⟨

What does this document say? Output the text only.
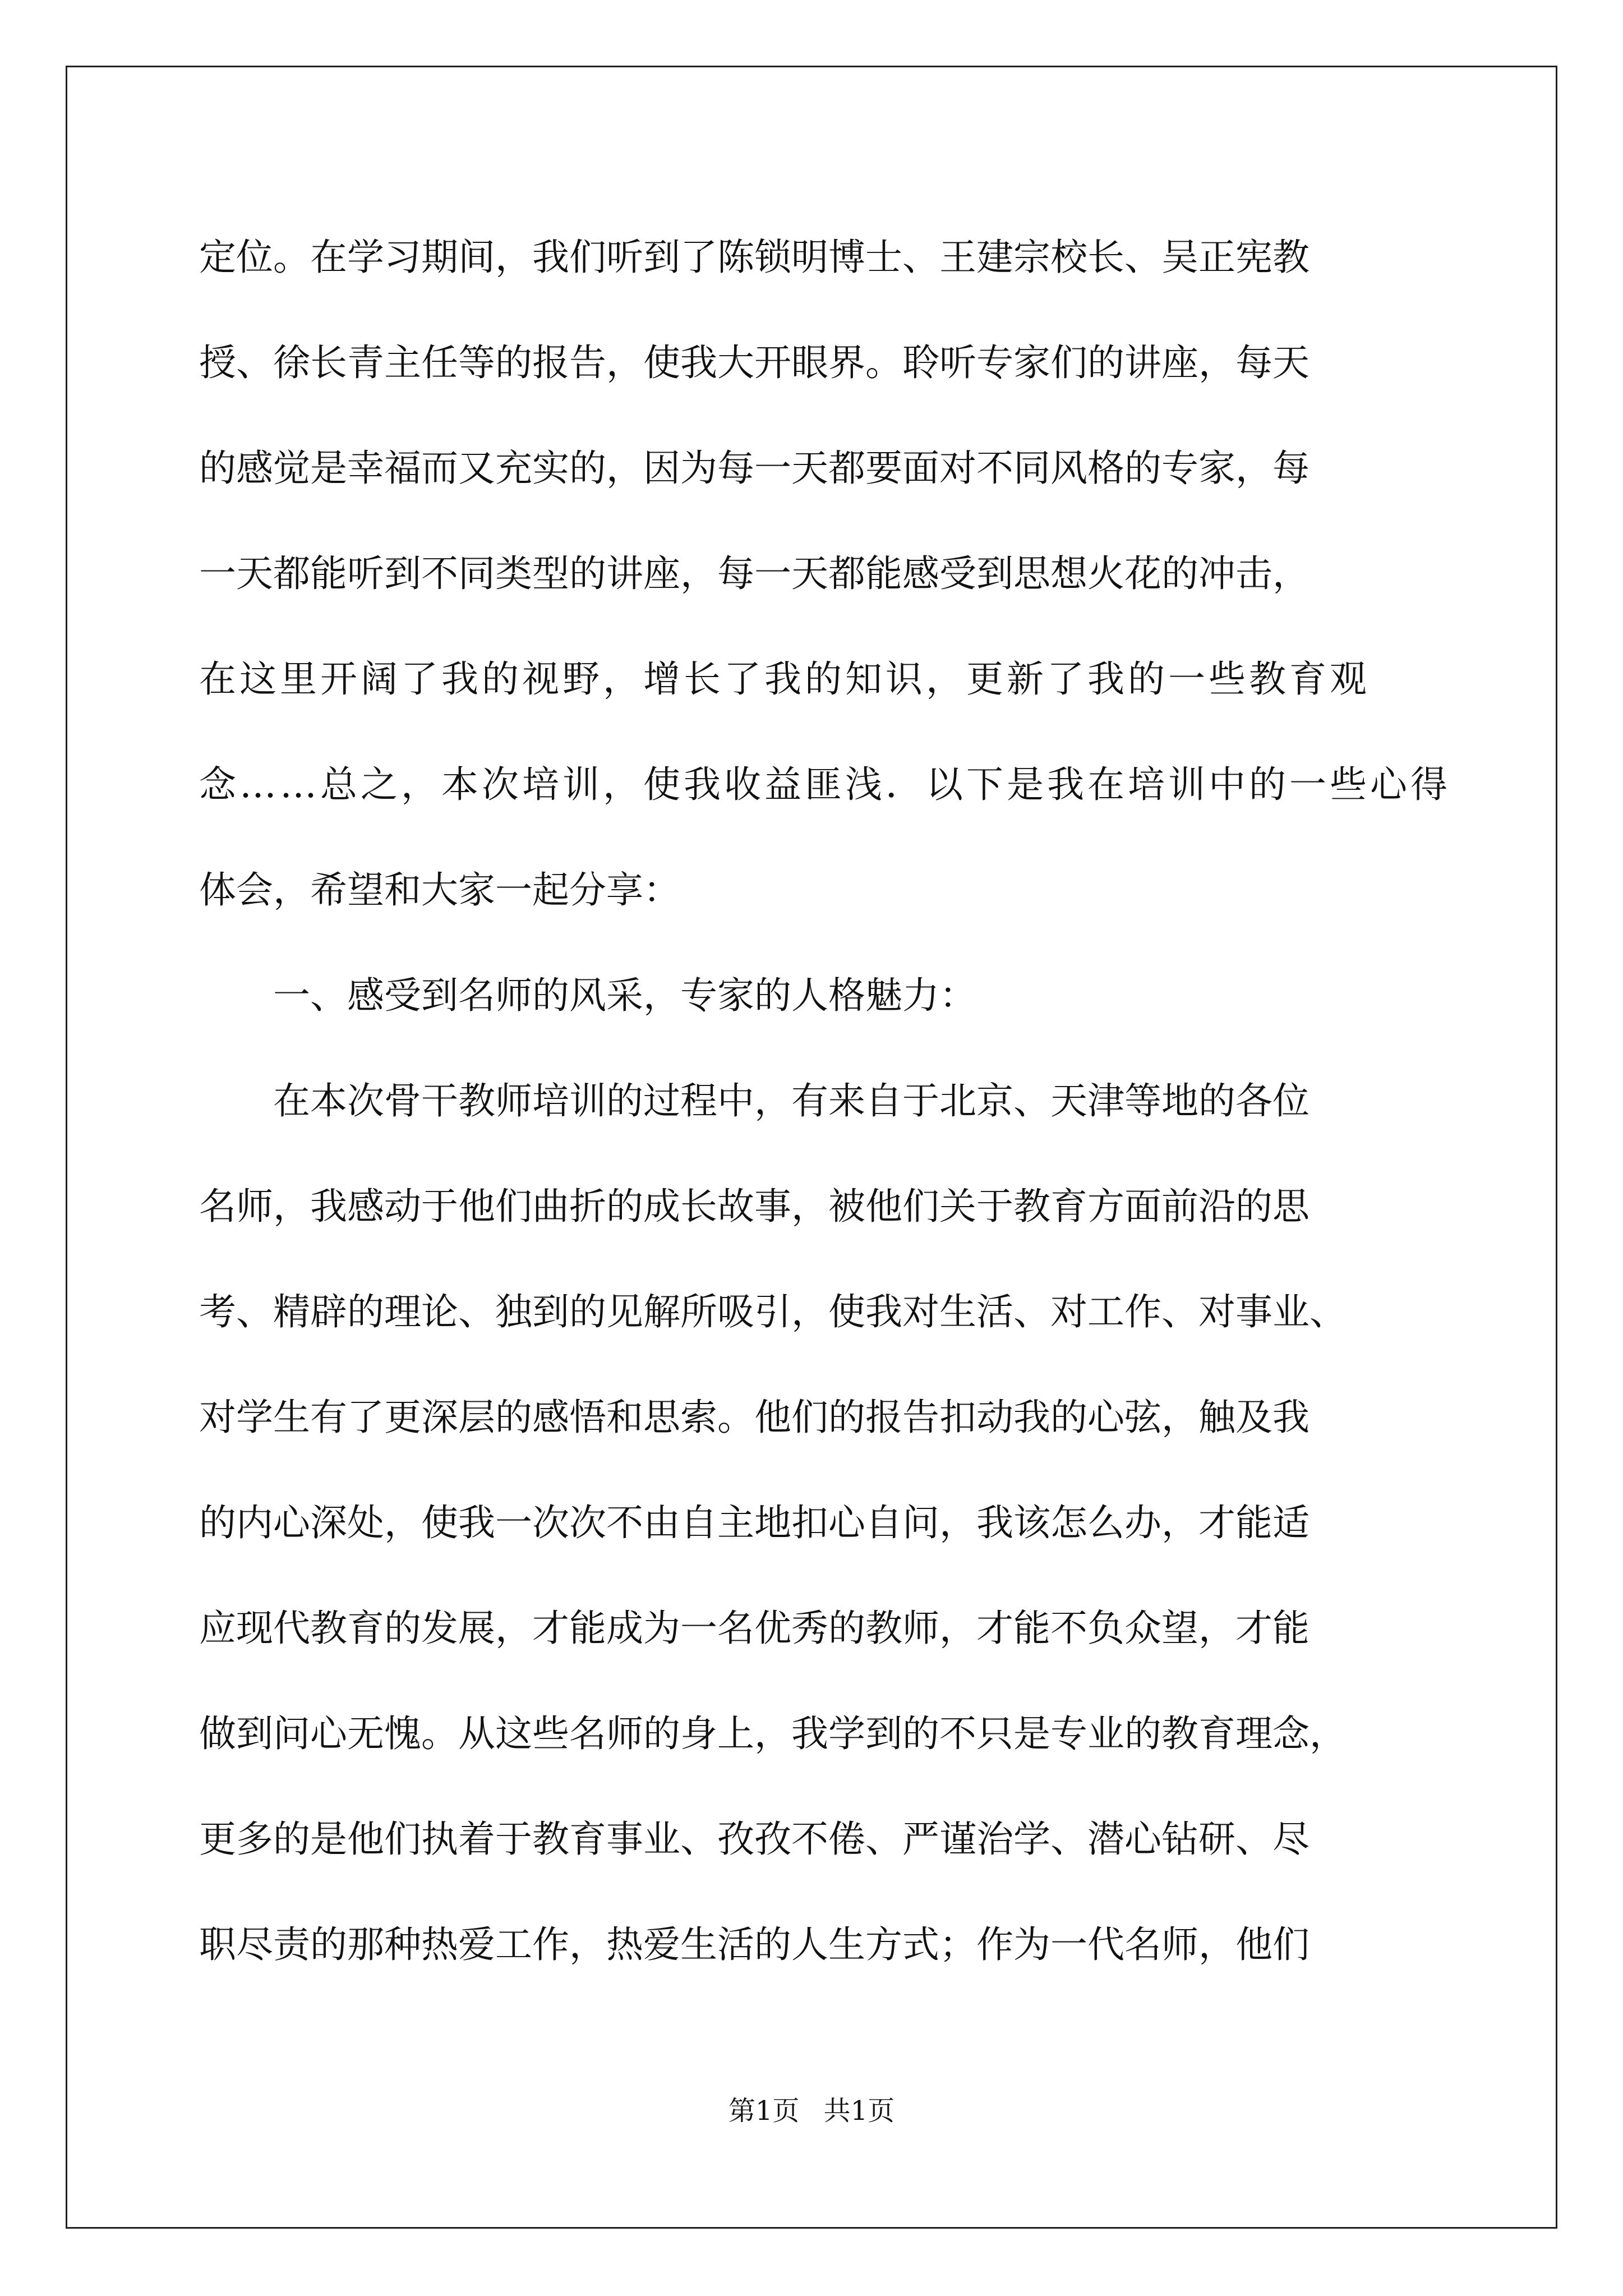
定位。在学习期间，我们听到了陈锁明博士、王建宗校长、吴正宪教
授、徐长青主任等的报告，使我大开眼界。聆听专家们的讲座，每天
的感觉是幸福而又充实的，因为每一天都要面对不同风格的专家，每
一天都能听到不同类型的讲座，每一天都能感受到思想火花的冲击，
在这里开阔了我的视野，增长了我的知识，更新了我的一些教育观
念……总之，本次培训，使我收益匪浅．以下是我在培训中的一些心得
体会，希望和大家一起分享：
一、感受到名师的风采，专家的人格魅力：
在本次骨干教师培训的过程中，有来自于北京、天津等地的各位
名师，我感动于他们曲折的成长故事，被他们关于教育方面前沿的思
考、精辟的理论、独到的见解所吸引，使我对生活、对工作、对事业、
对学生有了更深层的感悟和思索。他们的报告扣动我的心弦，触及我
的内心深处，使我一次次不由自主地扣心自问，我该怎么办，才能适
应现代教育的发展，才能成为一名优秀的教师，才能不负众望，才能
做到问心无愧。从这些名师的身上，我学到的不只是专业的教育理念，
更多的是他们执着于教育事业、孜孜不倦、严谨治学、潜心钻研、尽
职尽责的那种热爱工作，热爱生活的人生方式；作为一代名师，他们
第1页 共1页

⟩
⟨

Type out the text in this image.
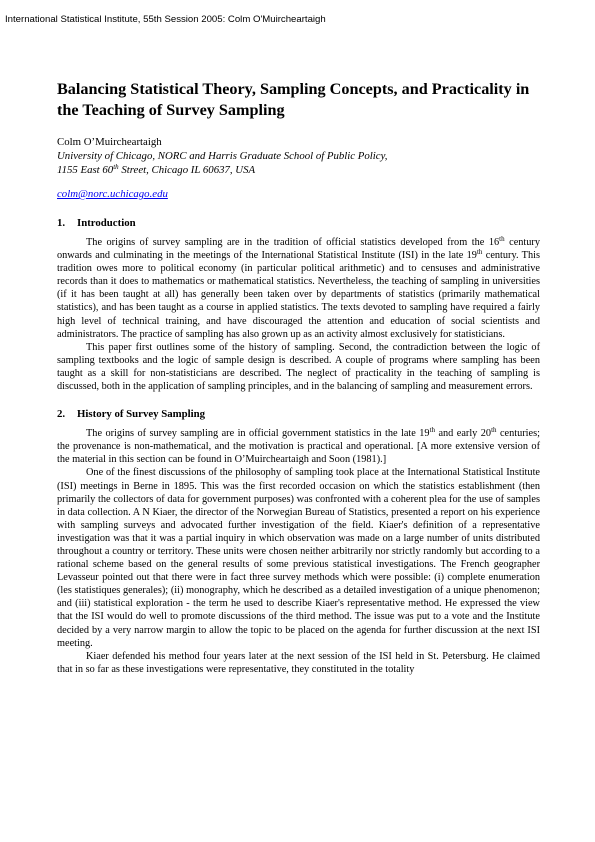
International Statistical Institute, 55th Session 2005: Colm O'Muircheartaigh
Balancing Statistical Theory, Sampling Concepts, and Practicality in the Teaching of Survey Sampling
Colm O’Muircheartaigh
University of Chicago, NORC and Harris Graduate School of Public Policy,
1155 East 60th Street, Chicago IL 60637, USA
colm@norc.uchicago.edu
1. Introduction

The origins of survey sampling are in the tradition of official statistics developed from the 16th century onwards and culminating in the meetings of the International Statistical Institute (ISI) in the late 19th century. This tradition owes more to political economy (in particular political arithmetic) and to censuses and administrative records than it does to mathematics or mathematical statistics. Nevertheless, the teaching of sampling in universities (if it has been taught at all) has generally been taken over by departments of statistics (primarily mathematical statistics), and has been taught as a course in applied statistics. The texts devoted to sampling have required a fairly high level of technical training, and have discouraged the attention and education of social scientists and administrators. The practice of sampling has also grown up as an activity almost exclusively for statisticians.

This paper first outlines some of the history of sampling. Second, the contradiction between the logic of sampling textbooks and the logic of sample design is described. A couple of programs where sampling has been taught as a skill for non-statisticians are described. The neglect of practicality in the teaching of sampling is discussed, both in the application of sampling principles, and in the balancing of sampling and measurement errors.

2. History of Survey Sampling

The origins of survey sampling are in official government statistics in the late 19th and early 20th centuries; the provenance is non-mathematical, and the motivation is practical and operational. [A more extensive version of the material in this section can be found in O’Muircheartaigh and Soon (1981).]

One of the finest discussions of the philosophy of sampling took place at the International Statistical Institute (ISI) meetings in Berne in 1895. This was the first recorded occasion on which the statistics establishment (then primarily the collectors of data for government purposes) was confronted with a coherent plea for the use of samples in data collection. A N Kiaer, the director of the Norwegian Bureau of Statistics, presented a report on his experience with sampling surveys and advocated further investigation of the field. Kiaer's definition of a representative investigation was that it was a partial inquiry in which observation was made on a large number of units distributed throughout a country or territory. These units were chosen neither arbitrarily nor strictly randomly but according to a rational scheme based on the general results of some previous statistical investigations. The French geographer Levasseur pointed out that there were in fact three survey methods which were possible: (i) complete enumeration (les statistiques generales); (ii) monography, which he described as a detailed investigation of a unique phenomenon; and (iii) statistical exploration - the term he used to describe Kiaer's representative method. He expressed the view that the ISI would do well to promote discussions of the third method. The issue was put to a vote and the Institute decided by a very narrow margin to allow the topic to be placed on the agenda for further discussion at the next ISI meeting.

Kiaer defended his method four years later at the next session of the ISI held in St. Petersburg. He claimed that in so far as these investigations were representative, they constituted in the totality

⟩

Instructions to follow – Go through the data and gather every line that holds "Muircheartaigh".

Result of this exercise –
International Statistical Institute, 55th Session 2005: Colm O'Muircheartaigh
Colm O’Muircheartaigh
The origins of survey sampling are in official government statistics in the late 19th and early 20th centuries; the provenance is non-mathematical, and the motivation is practical and operational. [A more extensive version of the material in this section can be found in O’Muircheartaigh and Soon (1981).]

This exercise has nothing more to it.